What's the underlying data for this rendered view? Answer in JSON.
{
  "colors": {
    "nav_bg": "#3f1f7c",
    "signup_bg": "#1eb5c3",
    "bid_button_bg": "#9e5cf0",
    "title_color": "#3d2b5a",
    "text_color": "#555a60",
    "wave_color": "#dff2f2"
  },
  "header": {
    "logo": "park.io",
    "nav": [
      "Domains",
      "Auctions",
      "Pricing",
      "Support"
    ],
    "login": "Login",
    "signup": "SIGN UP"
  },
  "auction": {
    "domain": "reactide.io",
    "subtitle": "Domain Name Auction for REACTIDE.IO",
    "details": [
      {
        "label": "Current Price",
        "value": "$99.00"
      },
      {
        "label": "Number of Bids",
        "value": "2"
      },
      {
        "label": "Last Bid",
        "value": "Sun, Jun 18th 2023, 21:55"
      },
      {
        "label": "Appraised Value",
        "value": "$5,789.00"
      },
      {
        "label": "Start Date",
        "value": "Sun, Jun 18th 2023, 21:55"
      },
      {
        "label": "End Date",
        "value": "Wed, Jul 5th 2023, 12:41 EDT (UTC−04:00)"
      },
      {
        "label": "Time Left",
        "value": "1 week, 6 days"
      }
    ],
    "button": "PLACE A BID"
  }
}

+===+

Extract the full listing and reproduce each line exactly.

■ **Answer to the exercise**:
What's the underlying data for this rendered view? Answer in JSON.
{
  "colors": {
    "nav_bg": "#3f1f7c",
    "signup_bg": "#1eb5c3",
    "bid_button_bg": "#9e5cf0",
    "title_color": "#3d2b5a",
    "text_color": "#555a60",
    "wave_color": "#dff2f2"
  },
  "header": {
    "logo": "park.io",
    "nav": [
      "Domains",
      "Auctions",
      "Pricing",
      "Support"
    ],
    "login": "Login",
    "signup": "SIGN UP"
  },
  "auction": {
    "domain": "reactide.io",
    "subtitle": "Domain Name Auction for REACTIDE.IO",
    "details": [
      {
        "label": "Current Price",
        "value": "$99.00"
      },
      {
        "label": "Number of Bids",
        "value": "2"
      },
      {
        "label": "Last Bid",
        "value": "Sun, Jun 18th 2023, 21:55"
      },
      {
        "label": "Appraised Value",
        "value": "$5,789.00"
      },
      {
        "label": "Start Date",
        "value": "Sun, Jun 18th 2023, 21:55"
      },
      {
        "label": "End Date",
        "value": "Wed, Jul 5th 2023, 12:41 EDT (UTC−04:00)"
      },
      {
        "label": "Time Left",
        "value": "1 week, 6 days"
      }
    ],
    "button": "PLACE A BID"
  }
}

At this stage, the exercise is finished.